**Entries from a visual dataset**:
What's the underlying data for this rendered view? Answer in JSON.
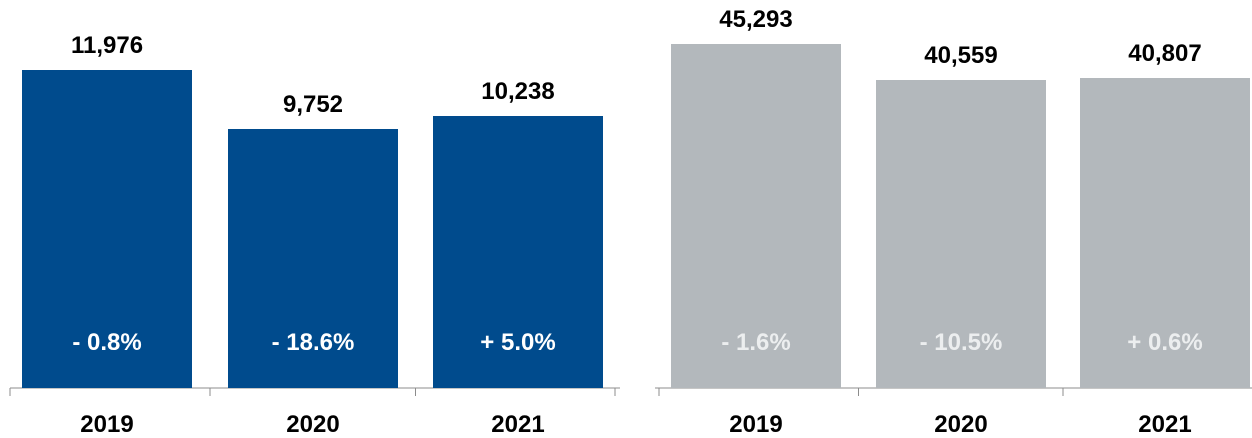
{
  "chart_data": [
    {
      "type": "bar",
      "categories": [
        "2019",
        "2020",
        "2021"
      ],
      "values": [
        11976,
        9752,
        10238
      ],
      "changes": [
        "- 0.8%",
        "- 18.6%",
        "+ 5.0%"
      ],
      "data_labels": [
        "11,976",
        "9,752",
        "10,238"
      ],
      "bar_color": "#004b8d",
      "change_label_color": "#ffffff",
      "ylim": [
        0,
        12944
      ]
    },
    {
      "type": "bar",
      "categories": [
        "2019",
        "2020",
        "2021"
      ],
      "values": [
        45293,
        40559,
        40807
      ],
      "changes": [
        "- 1.6%",
        "- 10.5%",
        "+ 0.6%"
      ],
      "data_labels": [
        "45,293",
        "40,559",
        "40,807"
      ],
      "bar_color": "#b3b8bc",
      "change_label_color": "#eceeef",
      "ylim": [
        0,
        45293
      ]
    }
  ]
}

**Exercise prompt**: Print all the records again exactly; do not include any picture.

**Finished task**:
What's the underlying data for this rendered view? Answer in JSON.
{
  "chart_data": [
    {
      "type": "bar",
      "categories": [
        "2019",
        "2020",
        "2021"
      ],
      "values": [
        11976,
        9752,
        10238
      ],
      "changes": [
        "- 0.8%",
        "- 18.6%",
        "+ 5.0%"
      ],
      "data_labels": [
        "11,976",
        "9,752",
        "10,238"
      ],
      "bar_color": "#004b8d",
      "change_label_color": "#ffffff",
      "ylim": [
        0,
        12944
      ]
    },
    {
      "type": "bar",
      "categories": [
        "2019",
        "2020",
        "2021"
      ],
      "values": [
        45293,
        40559,
        40807
      ],
      "changes": [
        "- 1.6%",
        "- 10.5%",
        "+ 0.6%"
      ],
      "data_labels": [
        "45,293",
        "40,559",
        "40,807"
      ],
      "bar_color": "#b3b8bc",
      "change_label_color": "#eceeef",
      "ylim": [
        0,
        45293
      ]
    }
  ]
}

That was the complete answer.